Task requirements: Extract the complete data exactly as given.

Extracted records

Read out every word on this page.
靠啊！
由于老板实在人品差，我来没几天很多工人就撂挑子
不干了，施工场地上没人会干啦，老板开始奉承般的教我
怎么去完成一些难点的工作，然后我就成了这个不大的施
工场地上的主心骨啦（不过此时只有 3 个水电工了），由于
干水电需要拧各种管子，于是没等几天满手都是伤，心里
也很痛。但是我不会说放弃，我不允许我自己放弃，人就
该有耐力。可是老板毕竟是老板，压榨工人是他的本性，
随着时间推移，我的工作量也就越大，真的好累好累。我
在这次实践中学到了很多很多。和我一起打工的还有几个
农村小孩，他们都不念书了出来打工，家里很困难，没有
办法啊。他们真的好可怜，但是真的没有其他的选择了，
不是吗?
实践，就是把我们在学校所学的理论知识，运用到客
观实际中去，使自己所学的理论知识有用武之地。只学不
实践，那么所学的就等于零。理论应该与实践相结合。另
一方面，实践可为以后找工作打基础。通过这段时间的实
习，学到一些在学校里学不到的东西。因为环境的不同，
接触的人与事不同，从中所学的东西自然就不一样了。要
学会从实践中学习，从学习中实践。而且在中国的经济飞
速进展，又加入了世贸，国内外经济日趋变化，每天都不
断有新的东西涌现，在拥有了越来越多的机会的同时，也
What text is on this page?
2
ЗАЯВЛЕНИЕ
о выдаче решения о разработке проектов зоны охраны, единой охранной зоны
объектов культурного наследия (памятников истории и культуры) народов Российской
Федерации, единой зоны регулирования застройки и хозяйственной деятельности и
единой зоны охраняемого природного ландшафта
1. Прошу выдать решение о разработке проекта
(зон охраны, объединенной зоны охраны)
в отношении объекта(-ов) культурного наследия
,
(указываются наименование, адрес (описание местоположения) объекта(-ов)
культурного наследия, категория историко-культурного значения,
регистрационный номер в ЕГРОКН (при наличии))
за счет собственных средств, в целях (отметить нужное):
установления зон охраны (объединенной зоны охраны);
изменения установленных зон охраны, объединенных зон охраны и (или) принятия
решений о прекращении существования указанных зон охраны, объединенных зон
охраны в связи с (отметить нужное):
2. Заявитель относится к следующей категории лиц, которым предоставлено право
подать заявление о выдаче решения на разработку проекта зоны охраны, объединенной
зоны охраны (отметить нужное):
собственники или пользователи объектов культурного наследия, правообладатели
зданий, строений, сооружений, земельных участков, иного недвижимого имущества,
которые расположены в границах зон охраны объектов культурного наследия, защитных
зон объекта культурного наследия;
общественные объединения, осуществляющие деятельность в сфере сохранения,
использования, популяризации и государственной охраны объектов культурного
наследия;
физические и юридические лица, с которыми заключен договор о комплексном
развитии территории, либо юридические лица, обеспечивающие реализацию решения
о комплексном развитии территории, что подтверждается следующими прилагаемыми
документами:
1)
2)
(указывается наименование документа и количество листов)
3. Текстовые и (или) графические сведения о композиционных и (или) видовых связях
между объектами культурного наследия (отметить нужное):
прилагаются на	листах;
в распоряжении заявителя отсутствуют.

Answer to this task:
Read out every word on this page.
靠啊！
由于老板实在人品差，我来没几天很多工人就撂挑子
不干了，施工场地上没人会干啦，老板开始奉承般的教我
怎么去完成一些难点的工作，然后我就成了这个不大的施
工场地上的主心骨啦（不过此时只有 3 个水电工了），由于
干水电需要拧各种管子，于是没等几天满手都是伤，心里
也很痛。但是我不会说放弃，我不允许我自己放弃，人就
该有耐力。可是老板毕竟是老板，压榨工人是他的本性，
随着时间推移，我的工作量也就越大，真的好累好累。我
在这次实践中学到了很多很多。和我一起打工的还有几个
农村小孩，他们都不念书了出来打工，家里很困难，没有
办法啊。他们真的好可怜，但是真的没有其他的选择了，
不是吗?
实践，就是把我们在学校所学的理论知识，运用到客
观实际中去，使自己所学的理论知识有用武之地。只学不
实践，那么所学的就等于零。理论应该与实践相结合。另
一方面，实践可为以后找工作打基础。通过这段时间的实
习，学到一些在学校里学不到的东西。因为环境的不同，
接触的人与事不同，从中所学的东西自然就不一样了。要
学会从实践中学习，从学习中实践。而且在中国的经济飞
速进展，又加入了世贸，国内外经济日趋变化，每天都不
断有新的东西涌现，在拥有了越来越多的机会的同时，也
What text is on this page?
2
ЗАЯВЛЕНИЕ
о выдаче решения о разработке проектов зоны охраны, единой охранной зоны
объектов культурного наследия (памятников истории и культуры) народов Российской
Федерации, единой зоны регулирования застройки и хозяйственной деятельности и
единой зоны охраняемого природного ландшафта
1. Прошу выдать решение о разработке проекта
(зон охраны, объединенной зоны охраны)
в отношении объекта(-ов) культурного наследия
,
(указываются наименование, адрес (описание местоположения) объекта(-ов)
культурного наследия, категория историко-культурного значения,
регистрационный номер в ЕГРОКН (при наличии))
за счет собственных средств, в целях (отметить нужное):
установления зон охраны (объединенной зоны охраны);
изменения установленных зон охраны, объединенных зон охраны и (или) принятия
решений о прекращении существования указанных зон охраны, объединенных зон
охраны в связи с (отметить нужное):
2. Заявитель относится к следующей категории лиц, которым предоставлено право
подать заявление о выдаче решения на разработку проекта зоны охраны, объединенной
зоны охраны (отметить нужное):
собственники или пользователи объектов культурного наследия, правообладатели
зданий, строений, сооружений, земельных участков, иного недвижимого имущества,
которые расположены в границах зон охраны объектов культурного наследия, защитных
зон объекта культурного наследия;
общественные объединения, осуществляющие деятельность в сфере сохранения,
использования, популяризации и государственной охраны объектов культурного
наследия;
физические и юридические лица, с которыми заключен договор о комплексном
развитии территории, либо юридические лица, обеспечивающие реализацию решения
о комплексном развитии территории, что подтверждается следующими прилагаемыми
документами:
1)
2)
(указывается наименование документа и количество листов)
3. Текстовые и (или) графические сведения о композиционных и (или) видовых связях
между объектами культурного наследия (отметить нужное):
прилагаются на	листах;
в распоряжении заявителя отсутствуют.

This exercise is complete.